PROBLEMS TO WORK ON:
**1)** Please repeat word for word the stretch of the Ranajit Guha text from "Although Guha is" through "sees history from below.".
**2)** Pick up the text on Ranajit Guha and Subaltern Studies at the point where it stops, and continue writing it.

SELECTED TEXT:
-.-.-
Ranajit Guha: An Epistemic Icon In The Field Of History

Ranajit Guha: An Epistemic Icon In The Field Of History
One of the hallmarks of the great scholarship is that it liberates one from epistemic prisons and rids them of received ways of looking at the order of things. Such a scholarship breaks our habits of thinking and helps forge a new personality out of the ruins of the older self. Thus, they become part of our soul. Ranajit Guha was one of the seminal figures in the discipline of history. He not only influenced myriad minds but also showed pathways to recover the self and society buried under the debris of grand labels of nationalist historiographies and projects in history. He helped establishing the first school of thought in the philosophy of history that emerged in a non-Western setting. Guha achieved this feat by immersing himself in the interdisciplinary debates in social sciences and humanities. It enabled him to emerge with the idea of subalternity in history.

Although Guha is not the sole founder of the Subaltern Studies Collective, he enacted a pivotal role in bringing diverse scholars of history on this collective platform. The founding members of the Subaltern Studies had been working in the domain of history, especially Indian, well before the establishment of the collective. However, their work was influenced by different schools of thoughts working under the theories underpinned by the philosophical discourse of modernity. The Cambridge School dominated Indian historiography in the post WWII period. Against this, there were attempts mostly by the Marxist historians to write history from below. However, writing from below is still informed by the meta-theory of Marxism that shined upon all that is mundane. In Pakistan, Dr Mubarak Ali’s works on history seem to be informed by the perspective that sees history from below.
-.-.-
RECORDED DATA:
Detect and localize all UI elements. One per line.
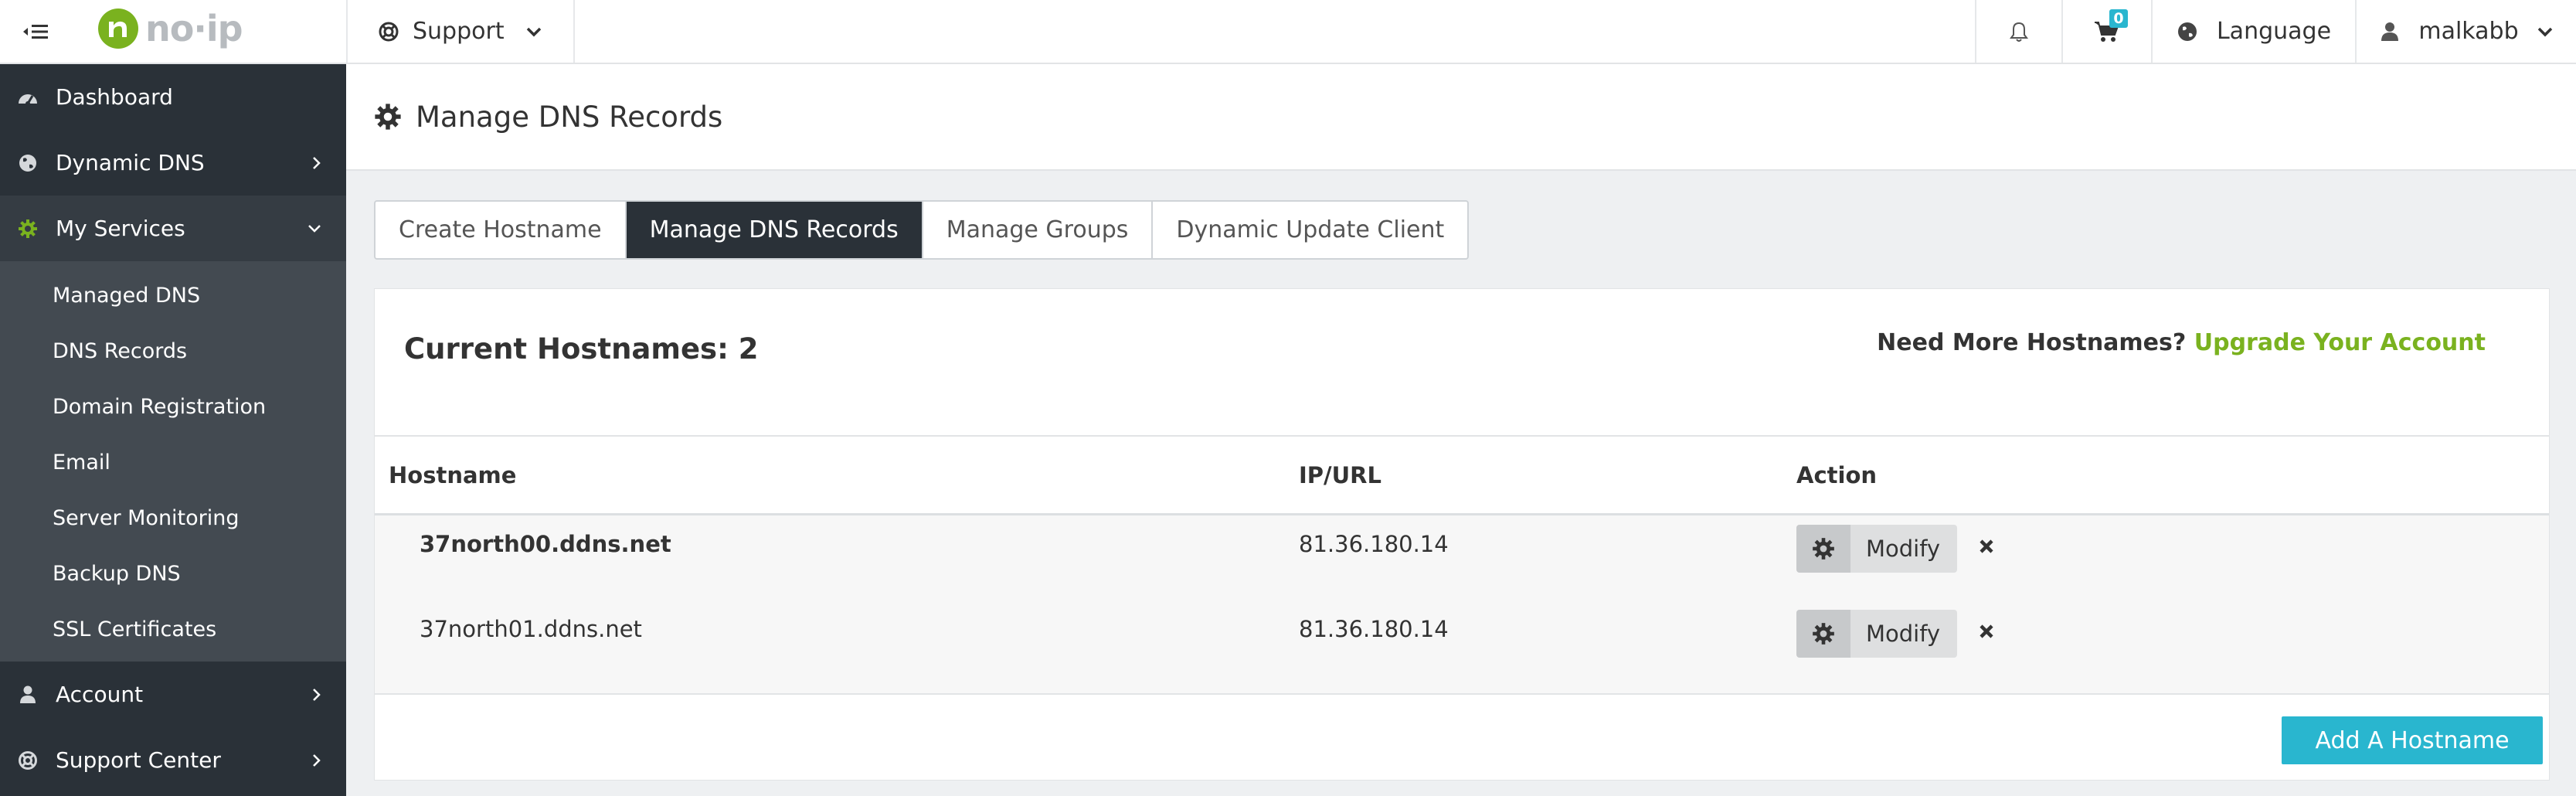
-.-.-
EXPECTED RESPONSES:
**1)**
Although Guha is not the sole founder of the Subaltern Studies Collective, he enacted a pivotal role in bringing diverse scholars of history on this collective platform. The founding members of the Subaltern Studies had been working in the domain of history, especially Indian, well before the establishment of the collective. However, their work was influenced by different schools of thoughts working under the theories underpinned by the philosophical discourse of modernity. The Cambridge School dominated Indian historiography in the post WWII period. Against this, there were attempts mostly by the Marxist historians to write history from below. However, writing from below is still informed by the meta-theory of Marxism that shined upon all that is mundane. In Pakistan, Dr Mubarak Ali’s works on history seem to be informed by the perspective that sees history from below.

**2)**
Guha joined Communist Party of India (CPI) at a young age and rose to prominence among its cadre. He had a remarkable combination of scholarship and exposure to the communist societies and states in Europe and China. However, his dreams of a communist dawn were shattered when Soviet tanks crushed the Hungarian uprising in 1956. Similarly, he faced various setbacks at an academic level as his PHD research was turned down for its novel approach. Later his research was published with the title “A rule of Property for Bengal” in 1963. Finally, he settled in the United Kingdom in 1959, where he joined the University of Sussex, from where he retired in 1988. After his retirement, he continued his scholarly work for a long period.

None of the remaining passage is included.